→ **EXERCISE BRIEF**
Print the data that follows exactly.

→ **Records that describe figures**
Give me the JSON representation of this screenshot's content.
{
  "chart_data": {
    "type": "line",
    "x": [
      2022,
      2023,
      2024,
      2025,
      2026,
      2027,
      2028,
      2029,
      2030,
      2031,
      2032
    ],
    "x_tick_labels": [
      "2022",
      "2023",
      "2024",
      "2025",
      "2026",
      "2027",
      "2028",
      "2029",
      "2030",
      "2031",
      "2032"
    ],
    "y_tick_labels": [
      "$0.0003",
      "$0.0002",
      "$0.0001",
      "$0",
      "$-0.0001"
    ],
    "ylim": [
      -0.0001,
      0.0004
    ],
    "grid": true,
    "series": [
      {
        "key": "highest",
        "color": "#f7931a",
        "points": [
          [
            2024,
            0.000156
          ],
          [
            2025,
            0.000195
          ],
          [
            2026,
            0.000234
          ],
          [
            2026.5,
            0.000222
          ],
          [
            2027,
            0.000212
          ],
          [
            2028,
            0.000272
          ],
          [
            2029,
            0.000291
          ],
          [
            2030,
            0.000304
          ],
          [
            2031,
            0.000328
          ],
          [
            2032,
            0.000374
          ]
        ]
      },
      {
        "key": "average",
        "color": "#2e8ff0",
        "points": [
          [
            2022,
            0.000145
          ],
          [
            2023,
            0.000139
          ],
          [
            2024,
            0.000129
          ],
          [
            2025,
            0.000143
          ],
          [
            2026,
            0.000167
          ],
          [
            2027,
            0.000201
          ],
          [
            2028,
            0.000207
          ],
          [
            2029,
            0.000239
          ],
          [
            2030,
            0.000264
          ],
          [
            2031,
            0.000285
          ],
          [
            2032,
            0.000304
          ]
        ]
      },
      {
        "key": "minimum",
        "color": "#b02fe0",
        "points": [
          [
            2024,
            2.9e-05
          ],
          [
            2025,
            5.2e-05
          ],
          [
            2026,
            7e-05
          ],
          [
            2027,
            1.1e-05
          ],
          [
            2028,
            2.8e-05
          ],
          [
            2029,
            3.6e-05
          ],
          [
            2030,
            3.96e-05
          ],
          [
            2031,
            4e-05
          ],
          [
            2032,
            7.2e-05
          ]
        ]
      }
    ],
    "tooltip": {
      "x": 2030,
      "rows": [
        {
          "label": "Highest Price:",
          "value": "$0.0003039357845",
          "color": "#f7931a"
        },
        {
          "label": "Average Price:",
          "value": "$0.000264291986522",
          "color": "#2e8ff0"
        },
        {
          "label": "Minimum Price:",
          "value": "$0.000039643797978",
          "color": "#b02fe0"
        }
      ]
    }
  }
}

→ **SOLUTION TO THIS EXERCISE**
Give me the JSON representation of this screenshot's content.
{
  "chart_data": {
    "type": "line",
    "x": [
      2022,
      2023,
      2024,
      2025,
      2026,
      2027,
      2028,
      2029,
      2030,
      2031,
      2032
    ],
    "x_tick_labels": [
      "2022",
      "2023",
      "2024",
      "2025",
      "2026",
      "2027",
      "2028",
      "2029",
      "2030",
      "2031",
      "2032"
    ],
    "y_tick_labels": [
      "$0.0003",
      "$0.0002",
      "$0.0001",
      "$0",
      "$-0.0001"
    ],
    "ylim": [
      -0.0001,
      0.0004
    ],
    "grid": true,
    "series": [
      {
        "key": "highest",
        "color": "#f7931a",
        "points": [
          [
            2024,
            0.000156
          ],
          [
            2025,
            0.000195
          ],
          [
            2026,
            0.000234
          ],
          [
            2026.5,
            0.000222
          ],
          [
            2027,
            0.000212
          ],
          [
            2028,
            0.000272
          ],
          [
            2029,
            0.000291
          ],
          [
            2030,
            0.000304
          ],
          [
            2031,
            0.000328
          ],
          [
            2032,
            0.000374
          ]
        ]
      },
      {
        "key": "average",
        "color": "#2e8ff0",
        "points": [
          [
            2022,
            0.000145
          ],
          [
            2023,
            0.000139
          ],
          [
            2024,
            0.000129
          ],
          [
            2025,
            0.000143
          ],
          [
            2026,
            0.000167
          ],
          [
            2027,
            0.000201
          ],
          [
            2028,
            0.000207
          ],
          [
            2029,
            0.000239
          ],
          [
            2030,
            0.000264
          ],
          [
            2031,
            0.000285
          ],
          [
            2032,
            0.000304
          ]
        ]
      },
      {
        "key": "minimum",
        "color": "#b02fe0",
        "points": [
          [
            2024,
            2.9e-05
          ],
          [
            2025,
            5.2e-05
          ],
          [
            2026,
            7e-05
          ],
          [
            2027,
            1.1e-05
          ],
          [
            2028,
            2.8e-05
          ],
          [
            2029,
            3.6e-05
          ],
          [
            2030,
            3.96e-05
          ],
          [
            2031,
            4e-05
          ],
          [
            2032,
            7.2e-05
          ]
        ]
      }
    ],
    "tooltip": {
      "x": 2030,
      "rows": [
        {
          "label": "Highest Price:",
          "value": "$0.0003039357845",
          "color": "#f7931a"
        },
        {
          "label": "Average Price:",
          "value": "$0.000264291986522",
          "color": "#2e8ff0"
        },
        {
          "label": "Minimum Price:",
          "value": "$0.000039643797978",
          "color": "#b02fe0"
        }
      ]
    }
  }
}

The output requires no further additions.